- Work to complete -
Select lines where the word "Compensation" appears.
%%
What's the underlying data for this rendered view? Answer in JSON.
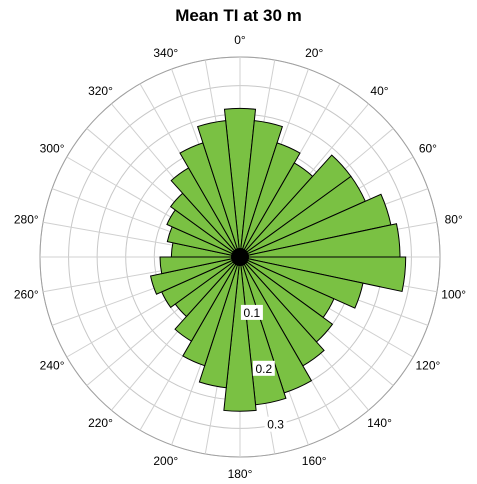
{
  "chart_data": {
    "type": "polar-bar",
    "title": "Mean TI at 30 m",
    "sector_width_deg": 12,
    "sectors_deg": [
      0,
      12,
      24,
      36,
      48,
      60,
      72,
      84,
      96,
      108,
      120,
      132,
      144,
      156,
      168,
      180,
      192,
      204,
      216,
      228,
      240,
      252,
      264,
      276,
      288,
      300,
      312,
      324,
      336,
      348
    ],
    "values": [
      0.26,
      0.24,
      0.21,
      0.19,
      0.24,
      0.24,
      0.27,
      0.28,
      0.29,
      0.22,
      0.18,
      0.2,
      0.22,
      0.25,
      0.26,
      0.27,
      0.23,
      0.2,
      0.17,
      0.14,
      0.15,
      0.16,
      0.14,
      0.12,
      0.13,
      0.14,
      0.15,
      0.18,
      0.21,
      0.24
    ],
    "angle_labels": [
      "0°",
      "20°",
      "40°",
      "60°",
      "80°",
      "100°",
      "120°",
      "140°",
      "160°",
      "180°",
      "200°",
      "220°",
      "240°",
      "260°",
      "280°",
      "300°",
      "320°",
      "340°"
    ],
    "radial_ticks": [
      {
        "value": 0.1,
        "label": "0.1"
      },
      {
        "value": 0.2,
        "label": "0.2"
      },
      {
        "value": 0.3,
        "label": "0.3"
      }
    ],
    "radial_max": 0.35,
    "grid": true,
    "bar_color": "#7ac143",
    "bar_edge_color": "#000000"
  }
}
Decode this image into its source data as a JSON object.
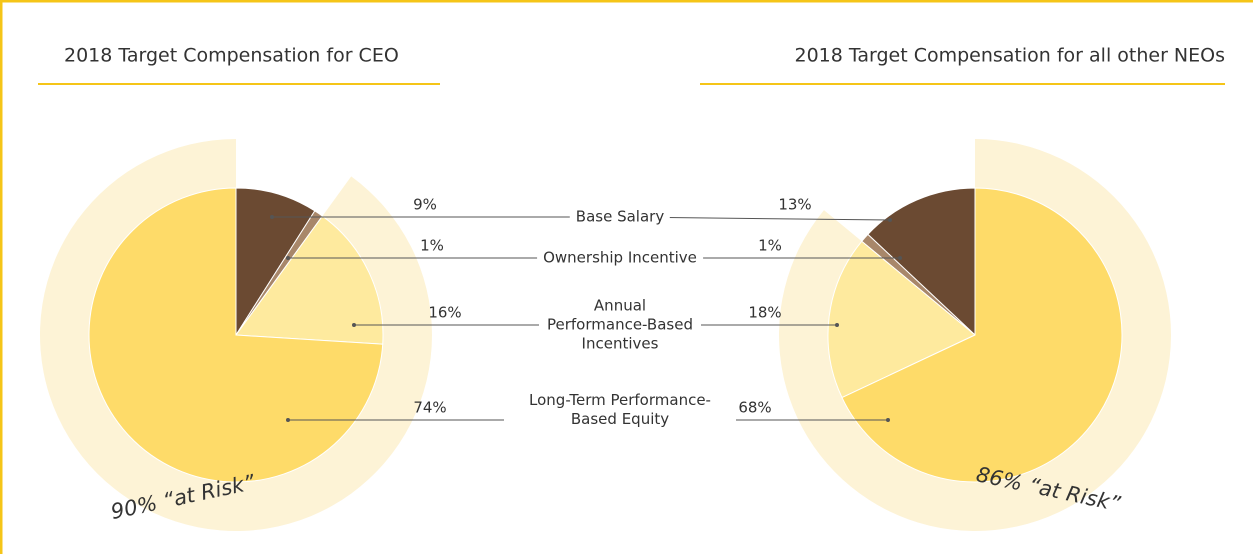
{
  "chart_data": [
    {
      "type": "pie",
      "title": "2018 Target Compensation for CEO",
      "categories": [
        "Base Salary",
        "Ownership Incentive",
        "Annual Performance-Based Incentives",
        "Long-Term Performance-Based Equity"
      ],
      "values": [
        9,
        1,
        16,
        74
      ],
      "value_labels": [
        "9%",
        "1%",
        "16%",
        "74%"
      ],
      "colors": [
        "#6b4a32",
        "#a8876a",
        "#feea9e",
        "#fedb69"
      ],
      "clockwise": true,
      "annotation": {
        "value": 90,
        "label": "90% “at Risk”"
      }
    },
    {
      "type": "pie",
      "title": "2018 Target Compensation for all other NEOs",
      "values": [
        13,
        1,
        18,
        68
      ],
      "value_labels": [
        "13%",
        "1%",
        "18%",
        "68%"
      ],
      "colors": [
        "#6b4a32",
        "#a8876a",
        "#feea9e",
        "#fedb69"
      ],
      "clockwise": false,
      "annotation": {
        "value": 86,
        "label": "86% “at Risk”"
      }
    }
  ]
}
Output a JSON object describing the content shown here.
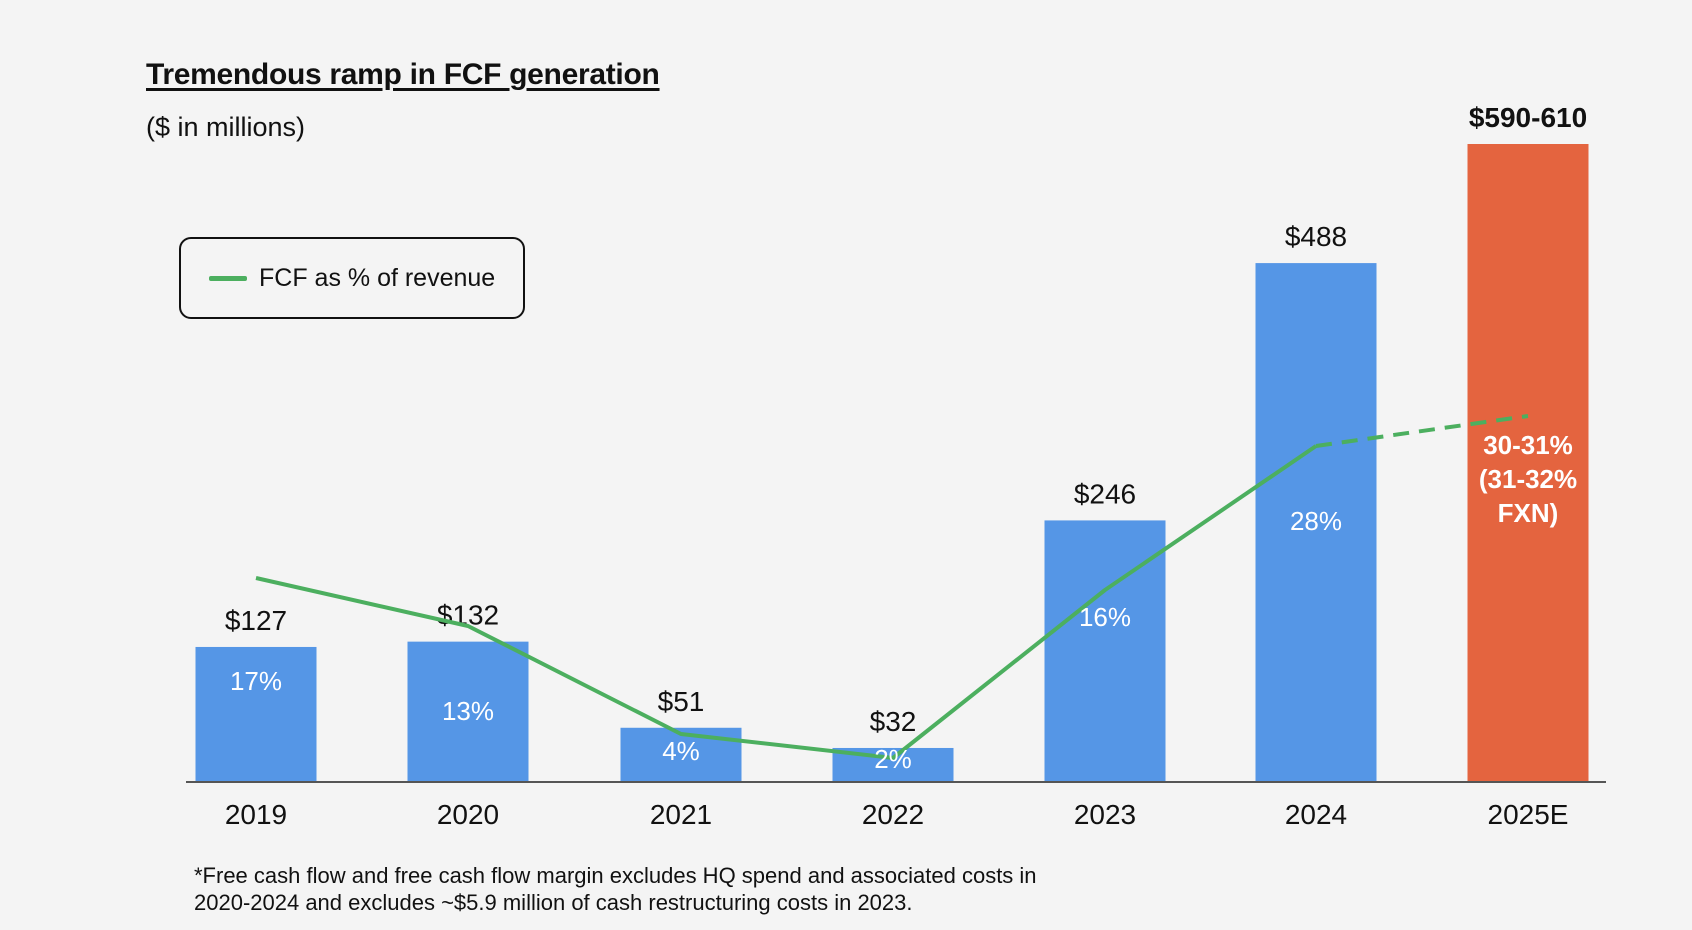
{
  "chart_data": {
    "type": "bar",
    "title": "Tremendous ramp in FCF generation",
    "subtitle": "($ in millions)",
    "categories": [
      "2019",
      "2020",
      "2021",
      "2022",
      "2023",
      "2024",
      "2025E"
    ],
    "values": [
      127,
      132,
      51,
      32,
      246,
      488,
      600
    ],
    "value_labels": [
      "$127",
      "$132",
      "$51",
      "$32",
      "$246",
      "$488",
      "$590-610"
    ],
    "bar_colors": [
      "#5596e6",
      "#5596e6",
      "#5596e6",
      "#5596e6",
      "#5596e6",
      "#5596e6",
      "#e4643f"
    ],
    "ylim": [
      0,
      600
    ],
    "grid": false,
    "legend": {
      "position": "top-left",
      "label": "FCF as % of revenue",
      "color": "#4caf5f"
    },
    "series": [
      {
        "name": "FCF as % of revenue",
        "type": "line",
        "color": "#4caf5f",
        "values": [
          17,
          13,
          4,
          2,
          16,
          28,
          30.5
        ],
        "labels": [
          "17%",
          "13%",
          "4%",
          "2%",
          "16%",
          "28%",
          "30-31%\n(31-32%\nFXN)"
        ],
        "projected_from_index": 5,
        "ylim": [
          0,
          50
        ]
      }
    ]
  },
  "footnote": [
    "*Free cash flow and free cash flow margin excludes HQ spend and associated costs in",
    "2020-2024 and excludes ~$5.9 million of cash restructuring costs in 2023."
  ]
}
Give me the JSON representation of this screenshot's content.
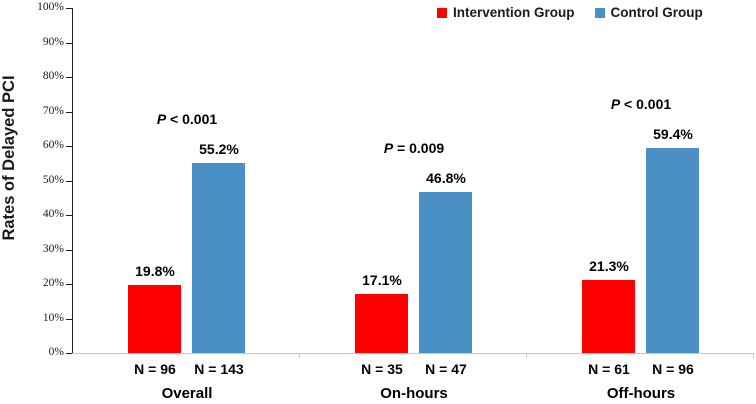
%%
- Written answer -
      "title": "2018 Target Compensation for CEO",
      "title": "2018 Target Compensation for all other NEOs",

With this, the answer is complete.